Provided records —
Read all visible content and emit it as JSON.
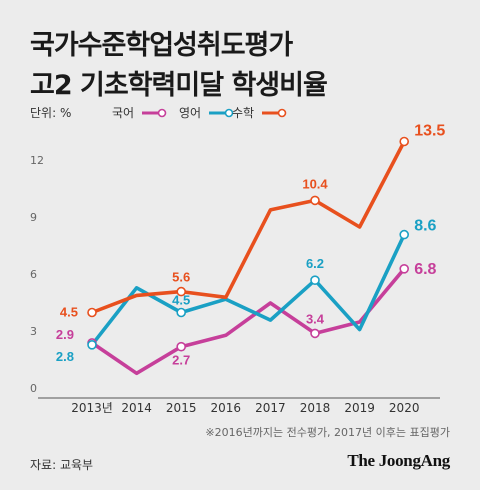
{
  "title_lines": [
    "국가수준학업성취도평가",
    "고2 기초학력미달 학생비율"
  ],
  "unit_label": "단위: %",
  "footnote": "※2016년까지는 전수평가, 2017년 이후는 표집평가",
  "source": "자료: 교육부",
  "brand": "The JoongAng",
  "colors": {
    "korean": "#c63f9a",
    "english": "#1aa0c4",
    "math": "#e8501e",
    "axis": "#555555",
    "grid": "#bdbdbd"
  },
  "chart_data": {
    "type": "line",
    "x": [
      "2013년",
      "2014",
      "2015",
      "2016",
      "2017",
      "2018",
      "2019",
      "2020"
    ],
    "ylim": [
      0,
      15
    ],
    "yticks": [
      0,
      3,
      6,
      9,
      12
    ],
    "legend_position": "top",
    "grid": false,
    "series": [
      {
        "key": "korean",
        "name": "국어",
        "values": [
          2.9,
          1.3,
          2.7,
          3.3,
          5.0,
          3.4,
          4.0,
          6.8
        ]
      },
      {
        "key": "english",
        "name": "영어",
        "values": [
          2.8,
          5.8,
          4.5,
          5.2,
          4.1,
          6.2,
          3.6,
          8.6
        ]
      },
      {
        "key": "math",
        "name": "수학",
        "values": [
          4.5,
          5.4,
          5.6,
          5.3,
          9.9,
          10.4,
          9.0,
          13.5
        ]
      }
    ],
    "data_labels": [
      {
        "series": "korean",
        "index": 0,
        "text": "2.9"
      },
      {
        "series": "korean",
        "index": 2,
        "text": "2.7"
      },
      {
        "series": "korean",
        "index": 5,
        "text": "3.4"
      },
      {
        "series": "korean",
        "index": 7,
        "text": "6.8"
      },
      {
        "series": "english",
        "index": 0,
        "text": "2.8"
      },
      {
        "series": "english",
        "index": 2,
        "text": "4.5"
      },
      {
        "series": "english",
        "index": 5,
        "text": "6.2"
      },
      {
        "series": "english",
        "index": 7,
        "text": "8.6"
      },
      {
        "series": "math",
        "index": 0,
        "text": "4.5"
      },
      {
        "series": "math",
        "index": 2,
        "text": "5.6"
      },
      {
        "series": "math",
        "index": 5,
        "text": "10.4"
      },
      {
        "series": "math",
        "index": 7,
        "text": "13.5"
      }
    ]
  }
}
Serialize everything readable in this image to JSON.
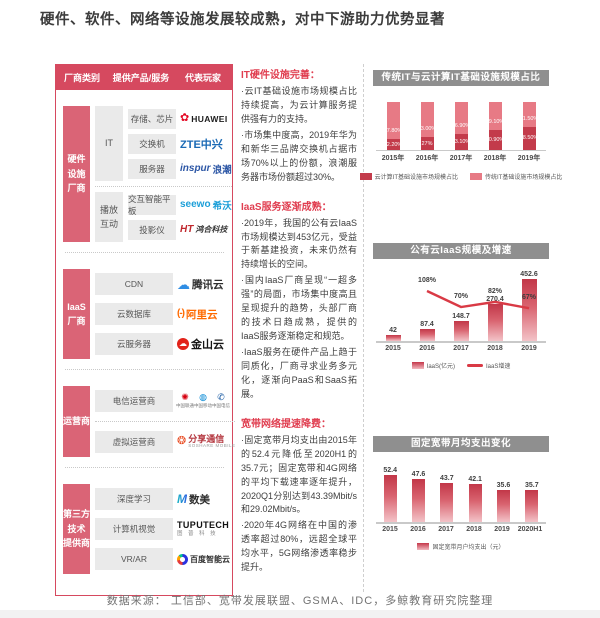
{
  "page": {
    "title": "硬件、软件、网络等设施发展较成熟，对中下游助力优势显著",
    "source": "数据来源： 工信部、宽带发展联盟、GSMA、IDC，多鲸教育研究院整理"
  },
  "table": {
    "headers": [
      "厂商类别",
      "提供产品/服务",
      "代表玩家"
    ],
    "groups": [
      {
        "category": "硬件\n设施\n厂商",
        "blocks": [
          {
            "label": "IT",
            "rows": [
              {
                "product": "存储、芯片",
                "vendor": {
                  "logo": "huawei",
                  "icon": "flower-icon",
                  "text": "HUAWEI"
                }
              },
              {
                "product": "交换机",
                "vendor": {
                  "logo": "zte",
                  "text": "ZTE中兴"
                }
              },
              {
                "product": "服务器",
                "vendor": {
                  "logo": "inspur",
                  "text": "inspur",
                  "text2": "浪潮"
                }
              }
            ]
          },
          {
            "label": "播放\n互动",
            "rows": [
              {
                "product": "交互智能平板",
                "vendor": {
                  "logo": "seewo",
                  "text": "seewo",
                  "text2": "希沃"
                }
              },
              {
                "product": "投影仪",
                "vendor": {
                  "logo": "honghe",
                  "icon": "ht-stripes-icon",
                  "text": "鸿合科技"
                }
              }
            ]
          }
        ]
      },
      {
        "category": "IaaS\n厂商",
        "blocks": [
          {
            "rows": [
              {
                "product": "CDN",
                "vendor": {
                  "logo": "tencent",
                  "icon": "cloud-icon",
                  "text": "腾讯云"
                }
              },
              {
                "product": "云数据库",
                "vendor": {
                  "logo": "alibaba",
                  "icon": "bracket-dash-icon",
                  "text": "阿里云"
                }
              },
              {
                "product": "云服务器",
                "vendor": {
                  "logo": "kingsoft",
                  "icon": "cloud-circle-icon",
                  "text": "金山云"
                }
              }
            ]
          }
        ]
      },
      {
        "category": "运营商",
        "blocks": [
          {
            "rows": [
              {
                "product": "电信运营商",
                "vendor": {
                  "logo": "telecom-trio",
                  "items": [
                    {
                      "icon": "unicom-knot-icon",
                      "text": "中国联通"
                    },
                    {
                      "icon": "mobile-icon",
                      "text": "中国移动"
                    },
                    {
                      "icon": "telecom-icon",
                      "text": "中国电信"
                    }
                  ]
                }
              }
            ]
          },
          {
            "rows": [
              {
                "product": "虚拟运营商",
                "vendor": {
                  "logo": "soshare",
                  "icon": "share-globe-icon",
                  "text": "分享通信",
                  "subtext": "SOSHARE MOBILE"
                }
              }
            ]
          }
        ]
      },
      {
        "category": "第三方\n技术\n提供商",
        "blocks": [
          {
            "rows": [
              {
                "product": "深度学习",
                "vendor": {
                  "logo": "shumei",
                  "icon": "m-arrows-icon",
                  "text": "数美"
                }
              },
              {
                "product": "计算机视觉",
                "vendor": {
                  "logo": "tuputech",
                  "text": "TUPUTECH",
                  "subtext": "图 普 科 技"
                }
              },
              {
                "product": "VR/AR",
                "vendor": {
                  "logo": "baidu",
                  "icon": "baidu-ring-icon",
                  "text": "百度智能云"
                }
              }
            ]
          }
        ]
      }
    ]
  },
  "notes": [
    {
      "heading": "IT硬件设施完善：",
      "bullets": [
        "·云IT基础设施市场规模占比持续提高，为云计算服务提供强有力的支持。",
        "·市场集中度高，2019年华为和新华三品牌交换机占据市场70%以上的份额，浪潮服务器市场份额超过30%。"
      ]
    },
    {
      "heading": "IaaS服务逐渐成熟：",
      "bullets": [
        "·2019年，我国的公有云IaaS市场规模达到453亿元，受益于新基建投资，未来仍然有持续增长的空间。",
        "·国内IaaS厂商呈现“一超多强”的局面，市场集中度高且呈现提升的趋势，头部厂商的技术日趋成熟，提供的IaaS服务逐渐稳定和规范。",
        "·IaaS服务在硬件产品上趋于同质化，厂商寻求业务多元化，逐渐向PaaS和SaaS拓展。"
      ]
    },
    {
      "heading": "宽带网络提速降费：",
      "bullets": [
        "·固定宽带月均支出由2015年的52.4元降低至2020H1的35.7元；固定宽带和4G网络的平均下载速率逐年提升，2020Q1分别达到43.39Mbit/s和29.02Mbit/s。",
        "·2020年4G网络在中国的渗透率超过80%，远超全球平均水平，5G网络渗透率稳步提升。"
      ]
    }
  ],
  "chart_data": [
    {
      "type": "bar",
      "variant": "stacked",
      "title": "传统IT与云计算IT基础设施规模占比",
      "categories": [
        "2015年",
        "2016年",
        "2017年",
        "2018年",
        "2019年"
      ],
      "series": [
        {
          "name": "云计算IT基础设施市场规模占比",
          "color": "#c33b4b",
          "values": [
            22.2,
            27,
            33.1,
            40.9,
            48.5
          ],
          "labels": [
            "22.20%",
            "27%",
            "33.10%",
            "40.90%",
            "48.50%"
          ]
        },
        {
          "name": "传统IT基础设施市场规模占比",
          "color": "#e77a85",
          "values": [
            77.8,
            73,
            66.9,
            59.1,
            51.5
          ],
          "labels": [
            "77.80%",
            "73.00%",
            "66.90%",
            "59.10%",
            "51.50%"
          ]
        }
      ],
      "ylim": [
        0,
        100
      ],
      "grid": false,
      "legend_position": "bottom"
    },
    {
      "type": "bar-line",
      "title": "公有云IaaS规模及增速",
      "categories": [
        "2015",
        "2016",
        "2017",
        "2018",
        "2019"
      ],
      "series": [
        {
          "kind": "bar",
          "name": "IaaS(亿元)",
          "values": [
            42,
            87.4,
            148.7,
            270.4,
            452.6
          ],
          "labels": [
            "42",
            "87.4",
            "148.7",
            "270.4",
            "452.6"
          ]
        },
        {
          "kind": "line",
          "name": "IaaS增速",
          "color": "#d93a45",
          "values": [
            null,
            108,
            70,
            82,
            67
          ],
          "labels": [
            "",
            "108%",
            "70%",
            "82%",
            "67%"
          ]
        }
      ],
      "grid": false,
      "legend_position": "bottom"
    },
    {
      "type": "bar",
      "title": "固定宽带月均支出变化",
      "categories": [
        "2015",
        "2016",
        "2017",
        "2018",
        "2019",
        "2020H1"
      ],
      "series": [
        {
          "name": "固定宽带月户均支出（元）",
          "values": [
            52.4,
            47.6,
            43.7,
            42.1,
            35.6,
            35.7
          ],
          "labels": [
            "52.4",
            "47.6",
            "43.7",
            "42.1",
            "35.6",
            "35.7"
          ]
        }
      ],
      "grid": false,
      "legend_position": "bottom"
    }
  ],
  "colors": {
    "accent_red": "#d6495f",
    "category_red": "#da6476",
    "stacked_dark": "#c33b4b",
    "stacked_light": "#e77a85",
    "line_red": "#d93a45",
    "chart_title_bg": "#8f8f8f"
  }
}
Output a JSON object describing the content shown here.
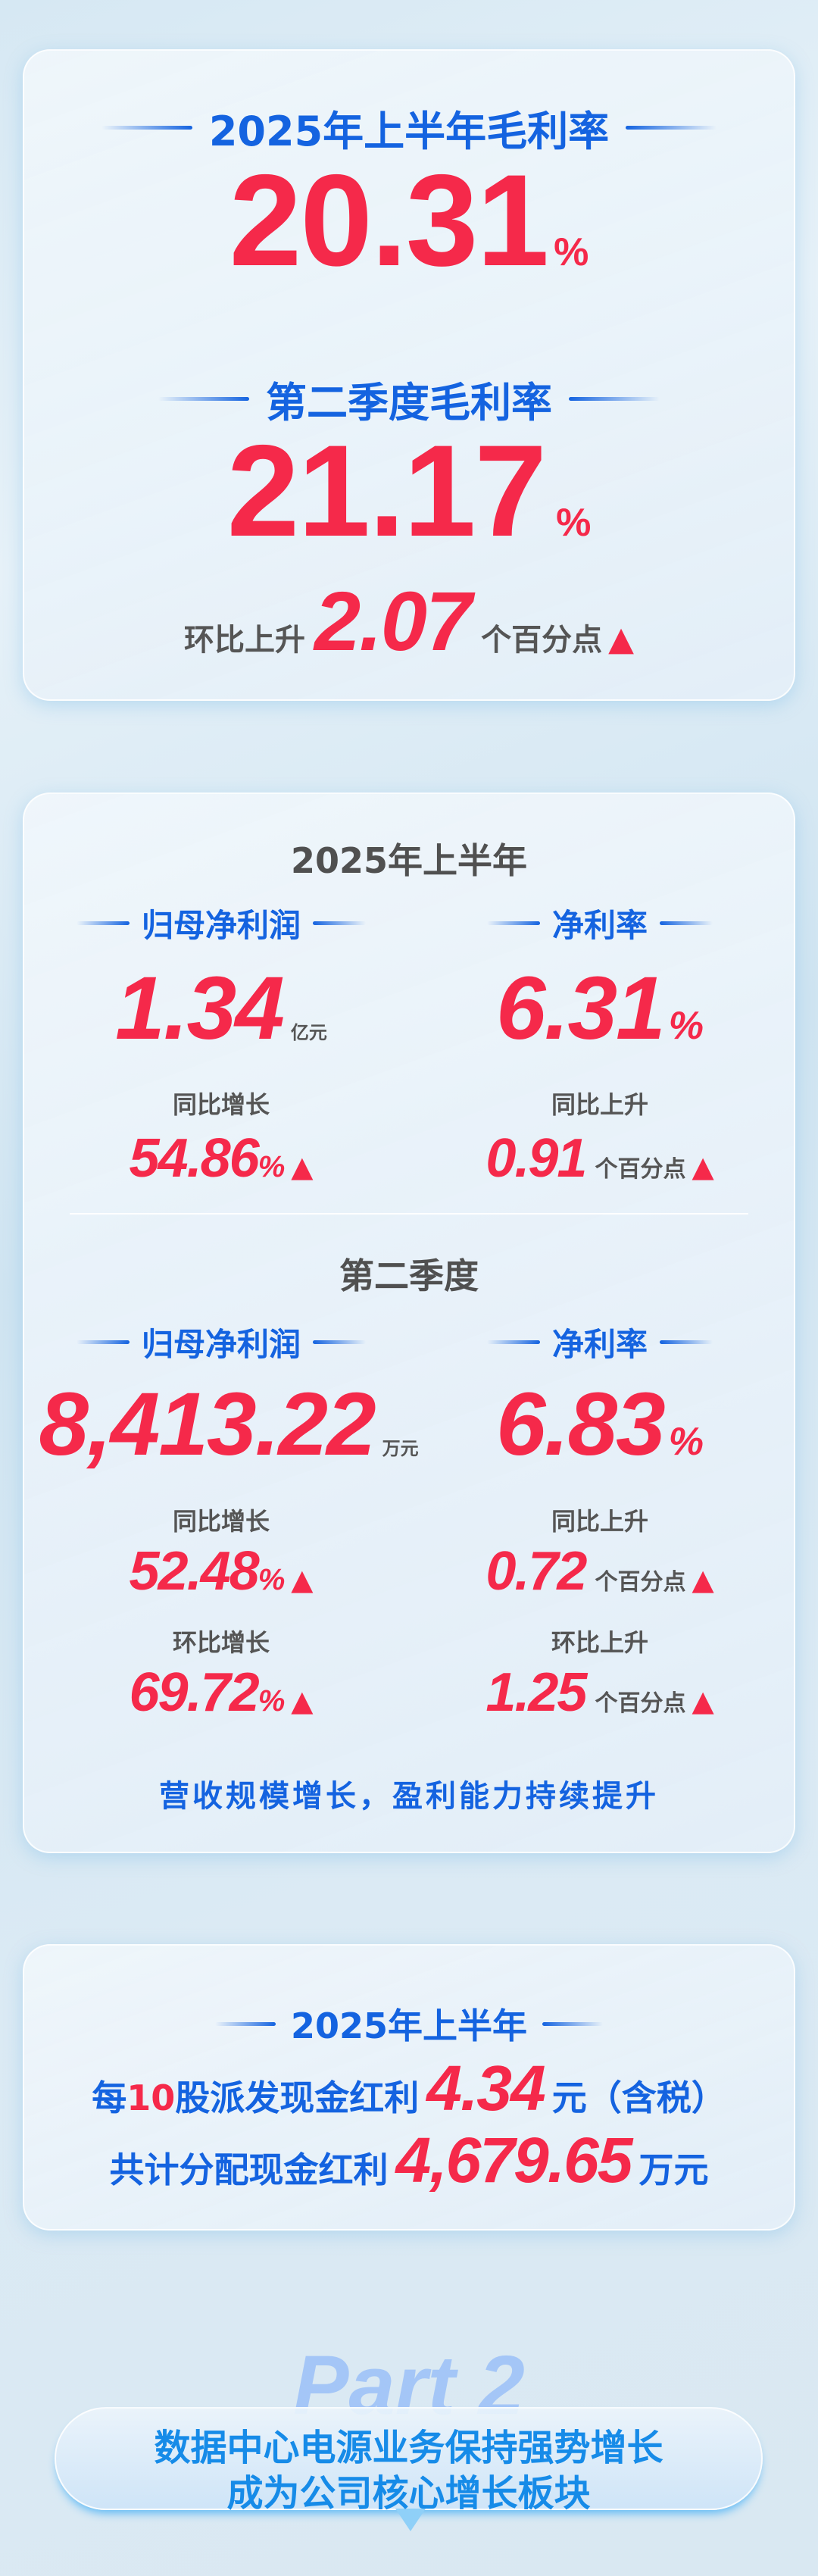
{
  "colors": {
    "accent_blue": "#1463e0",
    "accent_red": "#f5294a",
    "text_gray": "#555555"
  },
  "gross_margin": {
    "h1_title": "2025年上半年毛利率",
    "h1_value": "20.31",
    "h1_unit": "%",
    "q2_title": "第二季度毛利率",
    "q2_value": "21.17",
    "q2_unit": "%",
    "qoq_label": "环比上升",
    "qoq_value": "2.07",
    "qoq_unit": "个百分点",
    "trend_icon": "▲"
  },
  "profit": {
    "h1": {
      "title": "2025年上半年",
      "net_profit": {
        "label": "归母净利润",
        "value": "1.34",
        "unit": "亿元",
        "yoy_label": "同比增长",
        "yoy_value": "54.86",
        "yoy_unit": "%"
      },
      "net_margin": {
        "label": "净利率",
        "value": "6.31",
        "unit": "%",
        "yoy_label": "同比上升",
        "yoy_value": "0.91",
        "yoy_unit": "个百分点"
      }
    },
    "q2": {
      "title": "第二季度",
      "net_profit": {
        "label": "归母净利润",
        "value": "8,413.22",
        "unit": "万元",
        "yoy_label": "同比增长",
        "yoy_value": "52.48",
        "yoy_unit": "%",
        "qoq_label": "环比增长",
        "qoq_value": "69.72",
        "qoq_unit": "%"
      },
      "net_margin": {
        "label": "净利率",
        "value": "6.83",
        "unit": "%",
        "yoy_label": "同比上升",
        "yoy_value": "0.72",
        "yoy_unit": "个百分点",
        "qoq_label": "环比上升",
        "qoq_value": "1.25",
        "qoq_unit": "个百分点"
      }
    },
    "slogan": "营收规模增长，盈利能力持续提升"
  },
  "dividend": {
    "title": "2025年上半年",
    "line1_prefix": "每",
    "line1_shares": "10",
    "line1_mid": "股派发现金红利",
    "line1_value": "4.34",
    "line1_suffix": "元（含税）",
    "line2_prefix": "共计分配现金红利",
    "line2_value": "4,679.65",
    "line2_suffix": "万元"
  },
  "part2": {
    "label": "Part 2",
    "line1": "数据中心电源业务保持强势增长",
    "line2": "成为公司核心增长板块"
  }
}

Required work — Extract lines where the string "name" occurs.

Reply to the task —
        "name": "국어",
        "name": "영어",
        "name": "수학",
          "name": "云计算IT基础设施市场规模占比",
          "name": "传统IT基础设施市场规模占比",
          "name": "IaaS(亿元)",
          "name": "IaaS增速",
          "name": "固定宽带月户均支出（元）",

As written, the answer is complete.